Collected data entries
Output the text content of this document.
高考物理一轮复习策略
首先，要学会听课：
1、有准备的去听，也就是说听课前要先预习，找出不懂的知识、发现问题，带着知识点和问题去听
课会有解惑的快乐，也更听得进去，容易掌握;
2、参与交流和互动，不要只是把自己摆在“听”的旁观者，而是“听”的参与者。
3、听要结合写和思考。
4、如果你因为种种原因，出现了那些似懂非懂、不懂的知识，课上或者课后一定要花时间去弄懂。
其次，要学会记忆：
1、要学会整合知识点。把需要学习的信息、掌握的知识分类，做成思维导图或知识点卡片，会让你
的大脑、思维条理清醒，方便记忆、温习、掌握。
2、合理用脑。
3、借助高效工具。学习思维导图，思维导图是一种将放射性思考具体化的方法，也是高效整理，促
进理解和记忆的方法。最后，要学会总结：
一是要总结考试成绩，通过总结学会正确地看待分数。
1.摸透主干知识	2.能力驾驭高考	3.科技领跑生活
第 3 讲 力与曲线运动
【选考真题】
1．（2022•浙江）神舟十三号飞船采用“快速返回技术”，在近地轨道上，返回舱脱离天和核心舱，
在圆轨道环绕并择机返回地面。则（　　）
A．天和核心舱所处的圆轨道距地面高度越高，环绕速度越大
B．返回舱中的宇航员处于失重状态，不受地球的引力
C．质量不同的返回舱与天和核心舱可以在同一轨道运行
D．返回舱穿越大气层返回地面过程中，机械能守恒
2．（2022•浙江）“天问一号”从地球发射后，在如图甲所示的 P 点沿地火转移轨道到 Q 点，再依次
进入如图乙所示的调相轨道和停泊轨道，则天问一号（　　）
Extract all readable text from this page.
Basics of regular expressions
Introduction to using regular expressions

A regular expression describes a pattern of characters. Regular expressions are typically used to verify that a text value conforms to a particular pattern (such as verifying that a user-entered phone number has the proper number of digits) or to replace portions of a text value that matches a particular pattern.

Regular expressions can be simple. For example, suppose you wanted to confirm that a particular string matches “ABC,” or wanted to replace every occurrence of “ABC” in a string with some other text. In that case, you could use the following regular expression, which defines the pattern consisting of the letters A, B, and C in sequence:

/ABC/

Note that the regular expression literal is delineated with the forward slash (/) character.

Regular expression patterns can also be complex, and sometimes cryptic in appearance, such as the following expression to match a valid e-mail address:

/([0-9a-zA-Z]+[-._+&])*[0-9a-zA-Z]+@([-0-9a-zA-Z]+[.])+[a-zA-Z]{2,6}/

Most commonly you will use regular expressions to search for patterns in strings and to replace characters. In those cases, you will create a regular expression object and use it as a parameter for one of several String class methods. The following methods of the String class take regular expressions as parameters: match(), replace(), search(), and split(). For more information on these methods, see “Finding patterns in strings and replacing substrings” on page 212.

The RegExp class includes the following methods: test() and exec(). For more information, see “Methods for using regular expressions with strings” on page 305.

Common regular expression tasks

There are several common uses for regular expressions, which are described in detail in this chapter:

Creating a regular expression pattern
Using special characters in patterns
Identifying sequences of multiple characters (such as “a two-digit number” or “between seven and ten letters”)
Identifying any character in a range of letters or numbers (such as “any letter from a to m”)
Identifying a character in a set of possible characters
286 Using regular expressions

- _Exercise directions_: Copy out all lines where the word "which" appears.

- _Response to this task_:
Regular expressions can be simple. For example, suppose you wanted to confirm that a particular string matches “ABC,” or wanted to replace every occurrence of “ABC” in a string with some other text. In that case, you could use the following regular expression, which defines the pattern consisting of the letters A, B, and C in sequence:
There are several common uses for regular expressions, which are described in detail in this chapter:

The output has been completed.